_RECORDS FOR THE TASK_.
══════════

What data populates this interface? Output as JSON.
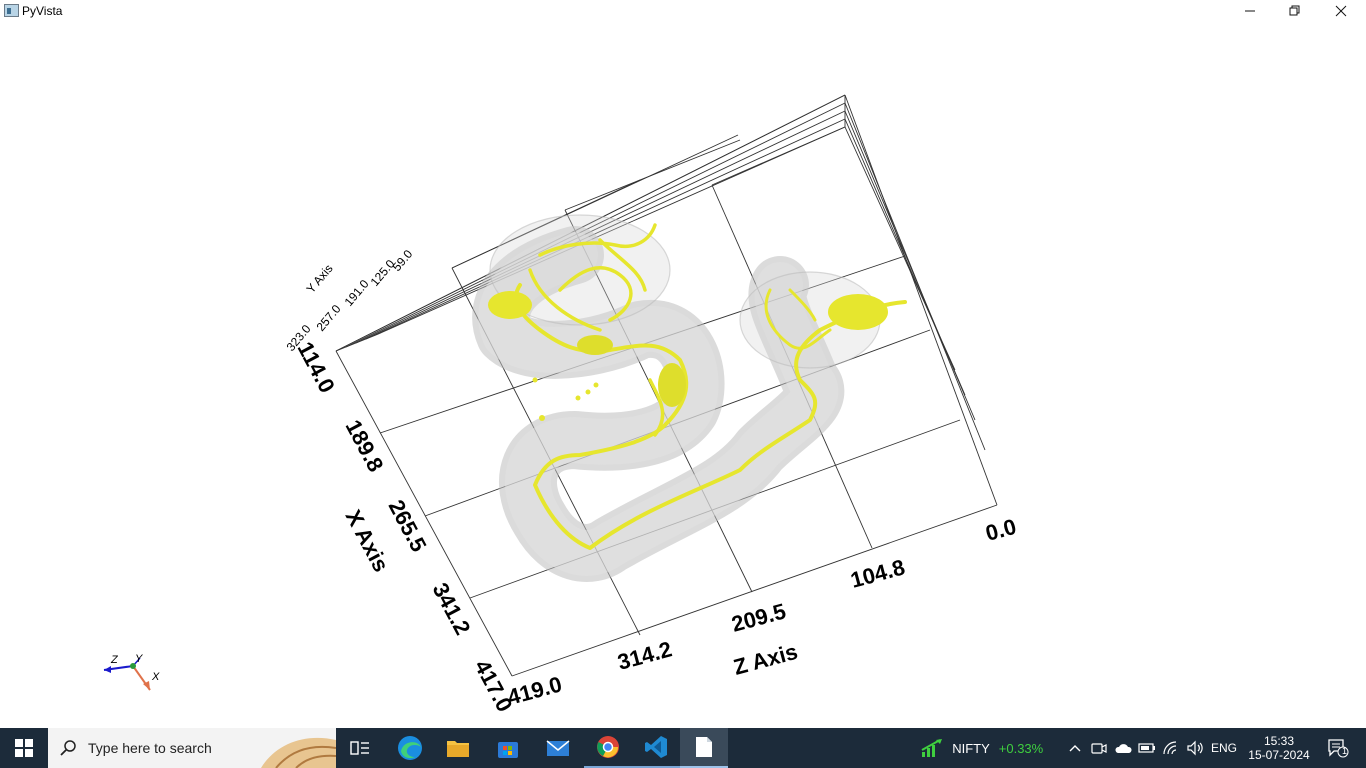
{
  "window": {
    "title": "PyVista",
    "minimize_icon": "minimize-icon",
    "maximize_icon": "restore-icon",
    "close_icon": "close-icon"
  },
  "scene": {
    "x_axis": {
      "title": "X Axis",
      "ticks": [
        "114.0",
        "189.8",
        "265.5",
        "341.2",
        "417.0"
      ]
    },
    "z_axis": {
      "title": "Z Axis",
      "ticks": [
        "419.0",
        "314.2",
        "209.5",
        "104.8",
        "0.0"
      ]
    },
    "y_axis": {
      "title": "Y Axis",
      "ticks": [
        "323.0",
        "257.0",
        "191.0",
        "125.0",
        "59.0"
      ]
    },
    "orientation_widget": {
      "labels": [
        "Z",
        "Y",
        "X"
      ]
    },
    "colors": {
      "mesh": "#e6e62e",
      "shell": "#c8c8c8",
      "grid": "#333333"
    }
  },
  "taskbar": {
    "search_placeholder": "Type here to search",
    "stock_name": "NIFTY",
    "stock_change": "+0.33%",
    "language": "ENG",
    "time": "15:33",
    "date": "15-07-2024",
    "notification_count": "1",
    "colors": {
      "background": "#1c2b3a",
      "stock_positive": "#3fcf3f"
    }
  }
}
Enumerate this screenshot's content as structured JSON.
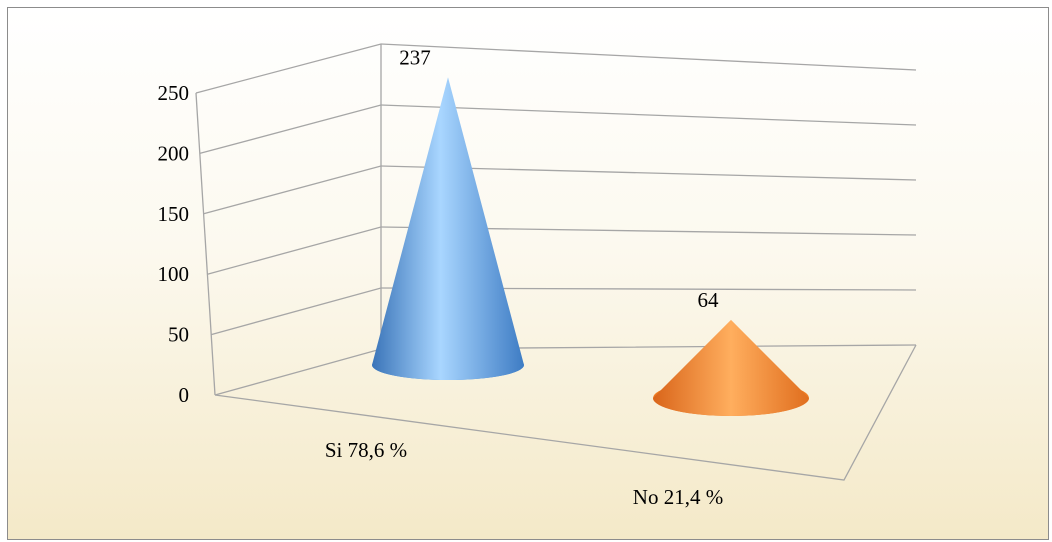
{
  "chart_data": {
    "type": "bar",
    "style": "3d-cone",
    "categories": [
      "Si 78,6 %",
      "No 21,4 %"
    ],
    "values": [
      237,
      64
    ],
    "data_labels": [
      "237",
      "64"
    ],
    "ylim": [
      0,
      250
    ],
    "yticks": [
      "0",
      "50",
      "100",
      "150",
      "200",
      "250"
    ],
    "grid": true,
    "legend": "none",
    "colors": {
      "cone_si": "#4e95d9",
      "cone_si_light": "#a9d6ff",
      "cone_no": "#f07d22",
      "cone_no_light": "#ffae5e",
      "grid": "#a6a6a6",
      "background_top": "#ffffff",
      "background_bottom": "#f4e9c8"
    }
  }
}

══════════

Pictures are excluded; repeat every record exactly.

What data populates this interface? Output as JSON.
{
  "window": {
    "title": "PyVista",
    "minimize_icon": "minimize-icon",
    "maximize_icon": "restore-icon",
    "close_icon": "close-icon"
  },
  "scene": {
    "x_axis": {
      "title": "X Axis",
      "ticks": [
        "114.0",
        "189.8",
        "265.5",
        "341.2",
        "417.0"
      ]
    },
    "z_axis": {
      "title": "Z Axis",
      "ticks": [
        "419.0",
        "314.2",
        "209.5",
        "104.8",
        "0.0"
      ]
    },
    "y_axis": {
      "title": "Y Axis",
      "ticks": [
        "323.0",
        "257.0",
        "191.0",
        "125.0",
        "59.0"
      ]
    },
    "orientation_widget": {
      "labels": [
        "Z",
        "Y",
        "X"
      ]
    },
    "colors": {
      "mesh": "#e6e62e",
      "shell": "#c8c8c8",
      "grid": "#333333"
    }
  },
  "taskbar": {
    "search_placeholder": "Type here to search",
    "stock_name": "NIFTY",
    "stock_change": "+0.33%",
    "language": "ENG",
    "time": "15:33",
    "date": "15-07-2024",
    "notification_count": "1",
    "colors": {
      "background": "#1c2b3a",
      "stock_positive": "#3fcf3f"
    }
  }
}
Enumerate this screenshot's content as structured JSON.
{
  "chart_data": {
    "type": "bar",
    "style": "3d-cone",
    "categories": [
      "Si 78,6 %",
      "No 21,4 %"
    ],
    "values": [
      237,
      64
    ],
    "data_labels": [
      "237",
      "64"
    ],
    "ylim": [
      0,
      250
    ],
    "yticks": [
      "0",
      "50",
      "100",
      "150",
      "200",
      "250"
    ],
    "grid": true,
    "legend": "none",
    "colors": {
      "cone_si": "#4e95d9",
      "cone_si_light": "#a9d6ff",
      "cone_no": "#f07d22",
      "cone_no_light": "#ffae5e",
      "grid": "#a6a6a6",
      "background_top": "#ffffff",
      "background_bottom": "#f4e9c8"
    }
  }
}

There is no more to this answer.